* [Written problem] Look through the lines below and extract each one that contains "tråd".

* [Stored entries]
- - - - - - -
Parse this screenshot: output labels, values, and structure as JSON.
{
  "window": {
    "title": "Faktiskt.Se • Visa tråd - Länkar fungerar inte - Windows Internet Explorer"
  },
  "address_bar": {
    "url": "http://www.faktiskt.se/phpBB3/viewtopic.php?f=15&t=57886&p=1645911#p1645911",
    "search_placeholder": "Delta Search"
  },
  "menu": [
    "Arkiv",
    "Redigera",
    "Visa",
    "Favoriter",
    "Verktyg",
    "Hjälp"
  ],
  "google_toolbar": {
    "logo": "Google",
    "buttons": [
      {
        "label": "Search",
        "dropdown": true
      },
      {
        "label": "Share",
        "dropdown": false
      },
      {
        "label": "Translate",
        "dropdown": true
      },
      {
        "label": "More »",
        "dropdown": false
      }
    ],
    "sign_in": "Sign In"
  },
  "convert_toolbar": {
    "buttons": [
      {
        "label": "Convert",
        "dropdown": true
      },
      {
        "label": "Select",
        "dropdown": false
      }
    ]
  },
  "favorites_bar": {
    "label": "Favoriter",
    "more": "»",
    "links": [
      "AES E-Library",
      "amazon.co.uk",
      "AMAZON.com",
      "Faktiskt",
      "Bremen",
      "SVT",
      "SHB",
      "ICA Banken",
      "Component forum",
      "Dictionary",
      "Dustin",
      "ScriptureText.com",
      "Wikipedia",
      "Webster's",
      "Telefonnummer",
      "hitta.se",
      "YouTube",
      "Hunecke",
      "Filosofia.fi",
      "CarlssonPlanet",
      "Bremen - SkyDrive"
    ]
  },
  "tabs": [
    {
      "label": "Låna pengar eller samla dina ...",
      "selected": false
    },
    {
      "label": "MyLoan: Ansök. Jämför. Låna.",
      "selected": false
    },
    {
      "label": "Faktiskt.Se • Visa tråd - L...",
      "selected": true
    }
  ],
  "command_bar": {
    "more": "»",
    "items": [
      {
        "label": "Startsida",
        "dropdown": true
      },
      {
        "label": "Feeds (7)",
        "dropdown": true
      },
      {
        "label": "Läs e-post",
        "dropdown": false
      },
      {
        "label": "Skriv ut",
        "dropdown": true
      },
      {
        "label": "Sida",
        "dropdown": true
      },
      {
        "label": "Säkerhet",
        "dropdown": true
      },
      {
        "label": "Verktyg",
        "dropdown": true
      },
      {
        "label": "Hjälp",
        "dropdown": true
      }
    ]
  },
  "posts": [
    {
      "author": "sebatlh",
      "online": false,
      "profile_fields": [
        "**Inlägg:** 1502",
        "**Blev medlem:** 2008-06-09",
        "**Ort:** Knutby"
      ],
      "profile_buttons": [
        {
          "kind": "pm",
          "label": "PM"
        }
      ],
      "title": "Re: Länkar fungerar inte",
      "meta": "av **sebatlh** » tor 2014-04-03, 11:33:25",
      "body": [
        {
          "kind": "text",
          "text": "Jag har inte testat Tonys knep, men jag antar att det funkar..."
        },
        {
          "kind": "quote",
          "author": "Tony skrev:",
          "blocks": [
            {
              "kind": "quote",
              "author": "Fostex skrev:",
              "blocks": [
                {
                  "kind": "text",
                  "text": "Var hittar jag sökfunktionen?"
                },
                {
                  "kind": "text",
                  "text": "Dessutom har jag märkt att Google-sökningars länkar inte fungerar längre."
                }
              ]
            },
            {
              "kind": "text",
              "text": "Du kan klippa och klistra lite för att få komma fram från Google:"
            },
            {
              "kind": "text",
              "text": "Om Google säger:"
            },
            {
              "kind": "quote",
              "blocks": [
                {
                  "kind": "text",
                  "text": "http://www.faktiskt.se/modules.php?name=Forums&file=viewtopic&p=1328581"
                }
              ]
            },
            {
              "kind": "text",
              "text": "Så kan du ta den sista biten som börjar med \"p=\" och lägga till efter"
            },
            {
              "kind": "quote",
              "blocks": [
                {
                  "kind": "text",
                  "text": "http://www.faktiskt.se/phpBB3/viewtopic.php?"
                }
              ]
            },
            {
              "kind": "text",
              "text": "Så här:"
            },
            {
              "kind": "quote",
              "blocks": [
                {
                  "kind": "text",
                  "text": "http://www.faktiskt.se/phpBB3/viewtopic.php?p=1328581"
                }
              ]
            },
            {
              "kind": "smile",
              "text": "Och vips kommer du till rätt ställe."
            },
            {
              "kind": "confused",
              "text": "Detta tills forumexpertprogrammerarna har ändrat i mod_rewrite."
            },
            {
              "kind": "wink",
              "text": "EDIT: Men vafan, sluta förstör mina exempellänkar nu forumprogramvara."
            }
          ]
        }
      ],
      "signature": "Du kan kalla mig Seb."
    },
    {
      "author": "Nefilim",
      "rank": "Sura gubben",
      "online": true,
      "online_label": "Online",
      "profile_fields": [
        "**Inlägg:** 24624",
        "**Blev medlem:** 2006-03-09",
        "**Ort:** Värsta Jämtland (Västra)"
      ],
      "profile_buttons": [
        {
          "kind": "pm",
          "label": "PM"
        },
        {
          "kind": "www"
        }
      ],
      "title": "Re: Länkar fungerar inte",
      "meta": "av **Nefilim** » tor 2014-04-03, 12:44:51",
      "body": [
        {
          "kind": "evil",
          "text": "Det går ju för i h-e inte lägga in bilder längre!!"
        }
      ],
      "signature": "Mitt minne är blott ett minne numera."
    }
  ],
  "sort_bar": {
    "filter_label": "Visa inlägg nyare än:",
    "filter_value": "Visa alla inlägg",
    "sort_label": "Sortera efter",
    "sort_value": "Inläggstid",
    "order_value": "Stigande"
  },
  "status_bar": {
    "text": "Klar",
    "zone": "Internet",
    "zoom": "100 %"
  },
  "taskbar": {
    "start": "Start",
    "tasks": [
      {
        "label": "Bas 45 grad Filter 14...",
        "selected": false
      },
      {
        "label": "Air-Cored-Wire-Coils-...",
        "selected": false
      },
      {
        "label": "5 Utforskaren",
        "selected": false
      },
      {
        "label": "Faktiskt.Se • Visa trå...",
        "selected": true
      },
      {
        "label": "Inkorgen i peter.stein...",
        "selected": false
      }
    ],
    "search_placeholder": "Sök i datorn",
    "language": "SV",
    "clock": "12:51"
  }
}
- - - - - - -
* [Task output]
    "title": "Faktiskt.Se • Visa tråd - Länkar fungerar inte - Windows Internet Explorer"
      "label": "Faktiskt.Se • Visa tråd - L...",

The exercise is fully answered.